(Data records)
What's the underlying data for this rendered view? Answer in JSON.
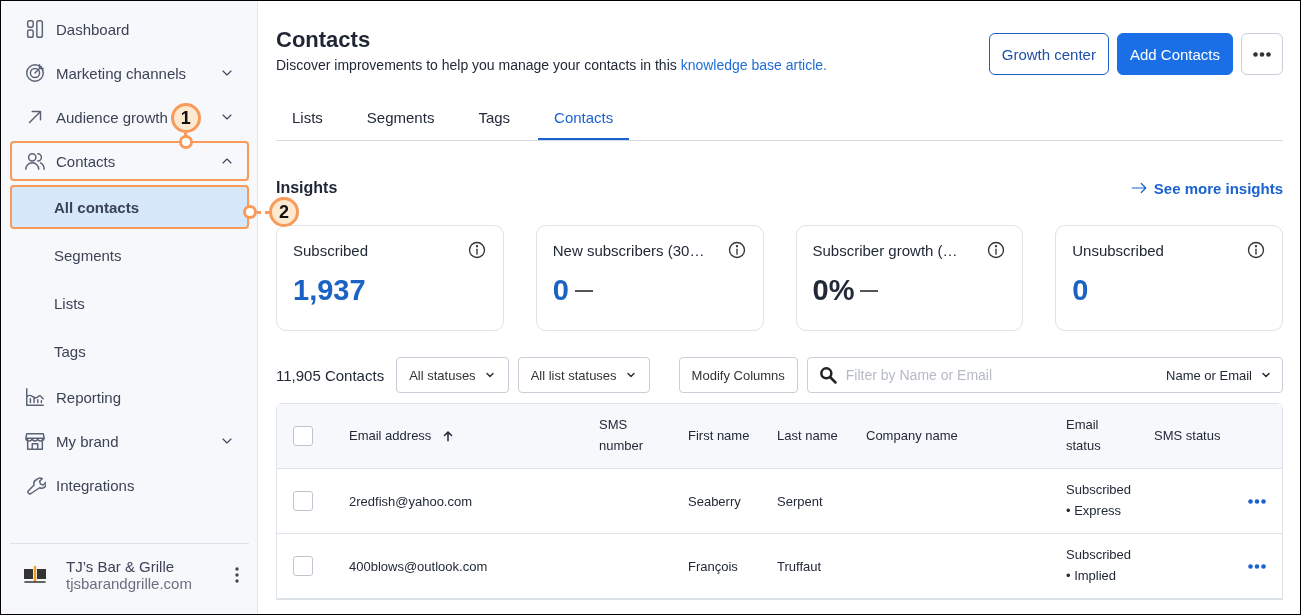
{
  "sidebar": {
    "items": [
      {
        "label": "Dashboard",
        "highlighted": false
      },
      {
        "label": "Marketing channels",
        "expanded": false,
        "highlighted": false
      },
      {
        "label": "Audience growth",
        "expanded": false,
        "highlighted": false
      },
      {
        "label": "Contacts",
        "expanded": true,
        "highlighted": true,
        "children": [
          {
            "label": "All contacts",
            "selected": true,
            "highlighted": true
          },
          {
            "label": "Segments",
            "selected": false,
            "highlighted": false
          },
          {
            "label": "Lists",
            "selected": false,
            "highlighted": false
          },
          {
            "label": "Tags",
            "selected": false,
            "highlighted": false
          }
        ]
      },
      {
        "label": "Reporting",
        "highlighted": false
      },
      {
        "label": "My brand",
        "expanded": false,
        "highlighted": false
      },
      {
        "label": "Integrations",
        "highlighted": false
      }
    ],
    "account": {
      "name": "TJ’s Bar & Grille",
      "domain": "tjsbarandgrille.com"
    }
  },
  "callouts": [
    {
      "number": "1"
    },
    {
      "number": "2"
    }
  ],
  "header": {
    "title": "Contacts",
    "description": "Discover improvements to help you manage your contacts in this ",
    "link": "knowledge base article.",
    "buttons": [
      {
        "label": "Growth center",
        "kind": "outline"
      },
      {
        "label": "Add Contacts",
        "kind": "primary"
      }
    ]
  },
  "tabs": [
    {
      "label": "Lists",
      "selected": false
    },
    {
      "label": "Segments",
      "selected": false
    },
    {
      "label": "Tags",
      "selected": false
    },
    {
      "label": "Contacts",
      "selected": true
    }
  ],
  "insights": {
    "title": "Insights",
    "link": "See more insights",
    "cards": [
      {
        "label": "Subscribed",
        "value": "1,937",
        "highlight": true,
        "trend": false
      },
      {
        "label": "New subscribers (30…",
        "value": "0",
        "highlight": true,
        "trend": true
      },
      {
        "label": "Subscriber growth (…",
        "value": "0%",
        "highlight": false,
        "trend": true
      },
      {
        "label": "Unsubscribed",
        "value": "0",
        "highlight": true,
        "trend": false
      }
    ]
  },
  "toolbar": {
    "count": "11,905 Contacts",
    "filters": [
      "All statuses",
      "All list statuses"
    ],
    "modify": "Modify Columns",
    "search": {
      "placeholder": "Filter by Name or Email",
      "scope": "Name or Email"
    }
  },
  "table": {
    "select_all_checked": false,
    "columns": [
      {
        "label": "Email address",
        "sorted": true
      },
      {
        "label": "SMS number",
        "sorted": false
      },
      {
        "label": "First name",
        "sorted": false
      },
      {
        "label": "Last name",
        "sorted": false
      },
      {
        "label": "Company name",
        "sorted": false
      },
      {
        "label": "Email status",
        "sorted": false
      },
      {
        "label": "SMS status",
        "sorted": false
      }
    ],
    "rows": [
      {
        "checked": false,
        "cells": [
          "2redfish@yahoo.com",
          "",
          "Seaberry",
          "Serpent",
          "",
          [
            "Subscribed",
            "• Express"
          ],
          ""
        ]
      },
      {
        "checked": false,
        "cells": [
          "400blows@outlook.com",
          "",
          "François",
          "Truffaut",
          "",
          [
            "Subscribed",
            "• Implied"
          ],
          ""
        ]
      }
    ]
  }
}
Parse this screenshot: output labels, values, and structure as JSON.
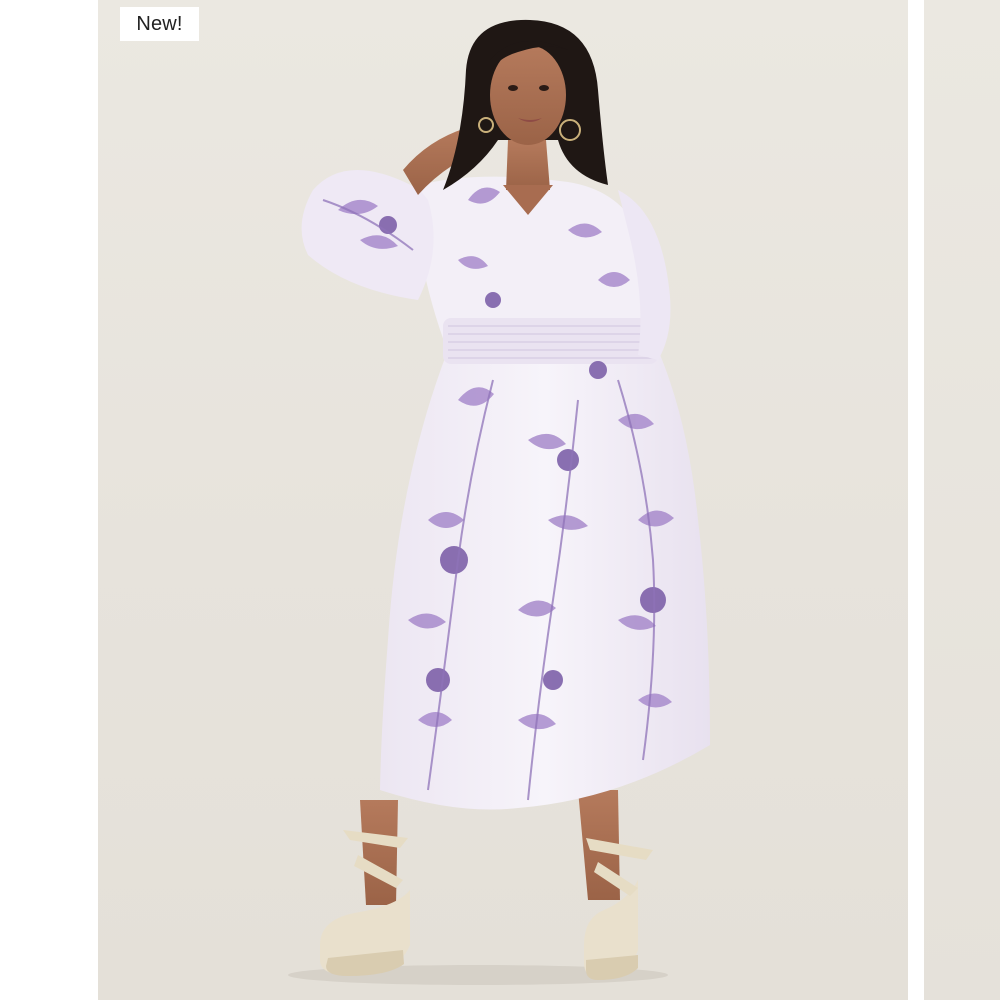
{
  "product_card": {
    "badge_label": "New!",
    "image": {
      "subject": "model-wearing-lavender-floral-midi-dress",
      "background_color": "#e8e4dd",
      "dress_base_color": "#f4f0f7",
      "print_color": "#9b7cc4",
      "print_dark_color": "#6f5596",
      "shoe_color": "#e6dcc7"
    },
    "next_image_peek": {
      "background_color": "#e8e4dd"
    }
  }
}
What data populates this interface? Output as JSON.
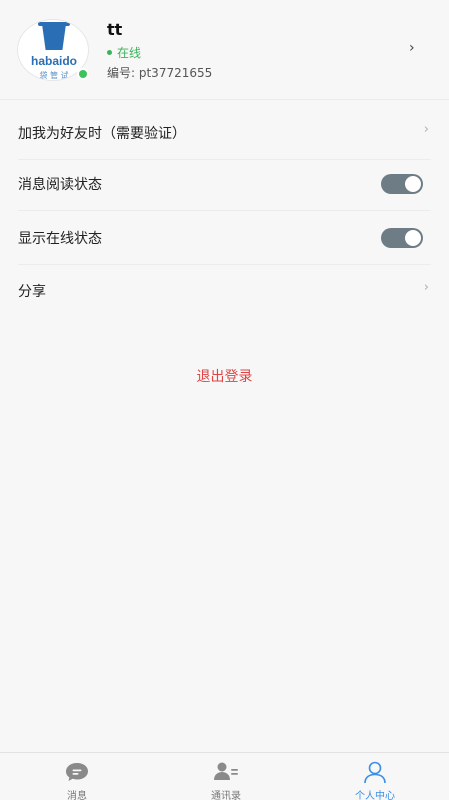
{
  "profile": {
    "name": "tt",
    "status": "在线",
    "id_text": "编号: pt37721655",
    "avatar_brand": "habaido",
    "avatar_brand_sub": "袋 管 试"
  },
  "settings": [
    {
      "label": "加我为好友时（需要验证）",
      "type": "link"
    },
    {
      "label": "消息阅读状态",
      "type": "toggle",
      "on": true
    },
    {
      "label": "显示在线状态",
      "type": "toggle",
      "on": true
    },
    {
      "label": "分享",
      "type": "link"
    }
  ],
  "logout_label": "退出登录",
  "tabs": [
    {
      "label": "消息",
      "icon": "chat-bubble-icon",
      "active": false
    },
    {
      "label": "通讯录",
      "icon": "contacts-icon",
      "active": false
    },
    {
      "label": "个人中心",
      "icon": "person-icon",
      "active": true
    }
  ],
  "colors": {
    "accent": "#3a8ee6",
    "online": "#3cb35a",
    "logout": "#e04444",
    "toggle_on": "#6e7c86"
  }
}
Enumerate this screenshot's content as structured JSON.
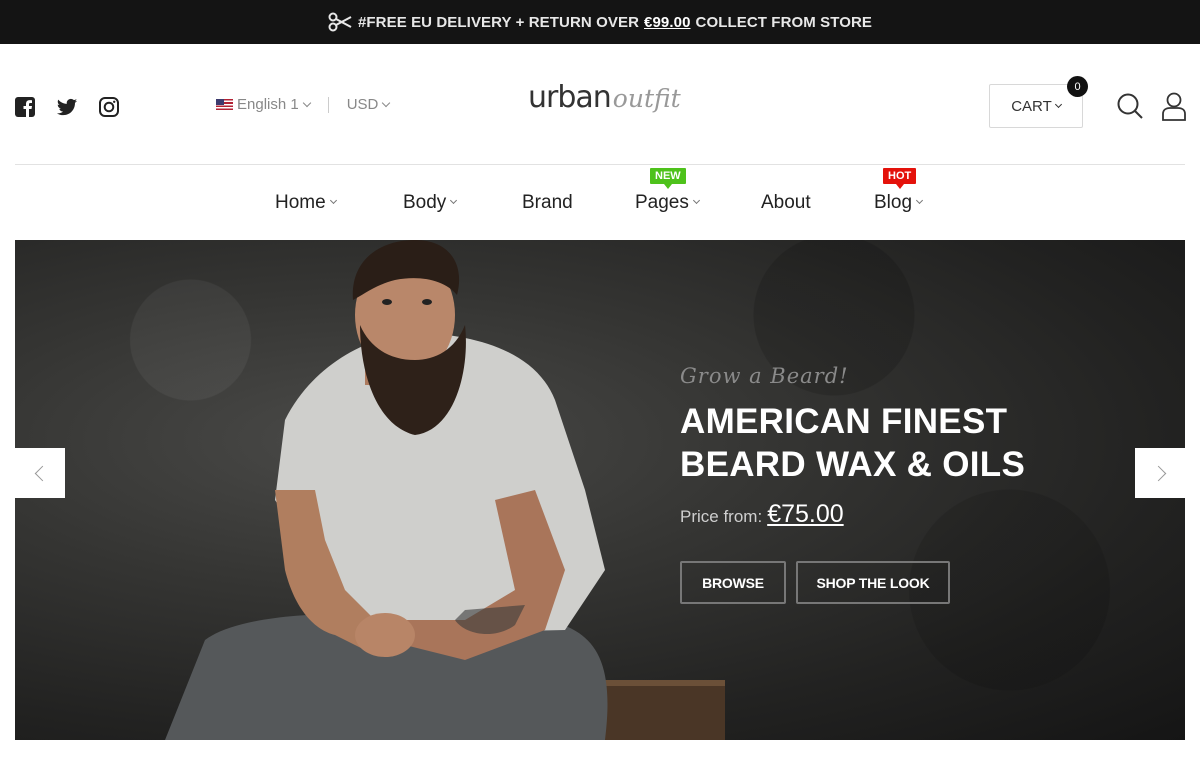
{
  "topbar": {
    "text_before": "#FREE EU DELIVERY + RETURN OVER",
    "threshold": "€99.00",
    "text_after": "COLLECT FROM STORE"
  },
  "header": {
    "social": [
      "facebook-icon",
      "twitter-icon",
      "instagram-icon"
    ],
    "language": "English 1",
    "currency": "USD",
    "logo": {
      "word1": "urban",
      "word2": "outfit"
    },
    "cart_label": "CART",
    "cart_count": "0"
  },
  "nav": {
    "items": [
      {
        "label": "Home",
        "dropdown": true
      },
      {
        "label": "Body",
        "dropdown": true
      },
      {
        "label": "Brand",
        "dropdown": false
      },
      {
        "label": "Pages",
        "dropdown": true,
        "badge": "NEW"
      },
      {
        "label": "About",
        "dropdown": false
      },
      {
        "label": "Blog",
        "dropdown": true,
        "badge": "HOT"
      }
    ]
  },
  "hero": {
    "tagline": "Grow a Beard!",
    "headline_line1": "AMERICAN FINEST",
    "headline_line2": "BEARD WAX & OILS",
    "price_label": "Price from:",
    "price_value": "€75.00",
    "btn_browse": "BROWSE",
    "btn_look": "SHOP THE LOOK"
  },
  "colors": {
    "topbar": "#141414",
    "badge_new": "#4ec21b",
    "badge_hot": "#e4120b",
    "hero_bg": "#2a2a29"
  }
}
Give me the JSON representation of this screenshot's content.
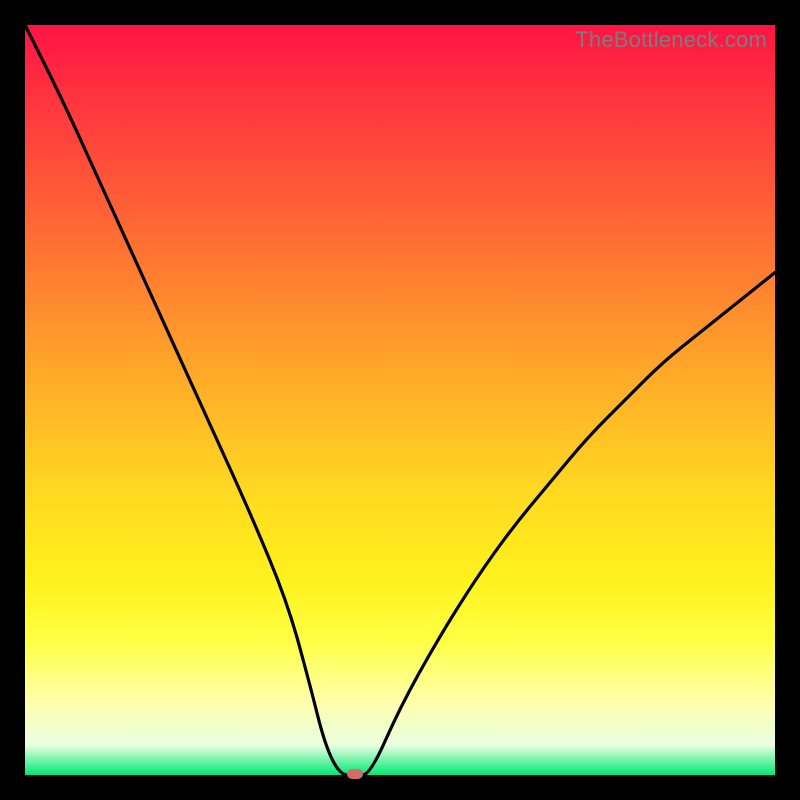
{
  "watermark": "TheBottleneck.com",
  "chart_data": {
    "type": "line",
    "title": "",
    "xlabel": "",
    "ylabel": "",
    "xlim": [
      0,
      100
    ],
    "ylim": [
      0,
      100
    ],
    "x": [
      0,
      5,
      10,
      15,
      20,
      25,
      30,
      35,
      38,
      40,
      42,
      44,
      46,
      50,
      55,
      60,
      65,
      70,
      75,
      80,
      85,
      90,
      95,
      100
    ],
    "values": [
      100,
      90,
      79,
      68,
      57,
      46,
      35,
      23,
      12,
      4,
      0,
      0,
      0,
      9,
      18,
      26,
      33,
      39,
      45,
      50,
      55,
      59,
      63,
      67
    ],
    "marker": {
      "x": 44,
      "y": 0
    },
    "note": "V-shaped bottleneck curve on red-to-green vertical gradient; minimum near x≈43, left branch starts at 100%, right branch rises to ≈67%."
  }
}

*What is being asked*. Leave out each picture and extract the lines from the one containing "Give me the" through the end of the records above, inclusive, exactly as they stand.

*Written solution*.
Give me the JSON representation of this screenshot's content.
{
  "watermark": "TheBottleneck.com",
  "chart_data": {
    "type": "line",
    "title": "",
    "xlabel": "",
    "ylabel": "",
    "xlim": [
      0,
      100
    ],
    "ylim": [
      0,
      100
    ],
    "x": [
      0,
      5,
      10,
      15,
      20,
      25,
      30,
      35,
      38,
      40,
      42,
      44,
      46,
      50,
      55,
      60,
      65,
      70,
      75,
      80,
      85,
      90,
      95,
      100
    ],
    "values": [
      100,
      90,
      79,
      68,
      57,
      46,
      35,
      23,
      12,
      4,
      0,
      0,
      0,
      9,
      18,
      26,
      33,
      39,
      45,
      50,
      55,
      59,
      63,
      67
    ],
    "marker": {
      "x": 44,
      "y": 0
    },
    "note": "V-shaped bottleneck curve on red-to-green vertical gradient; minimum near x≈43, left branch starts at 100%, right branch rises to ≈67%."
  }
}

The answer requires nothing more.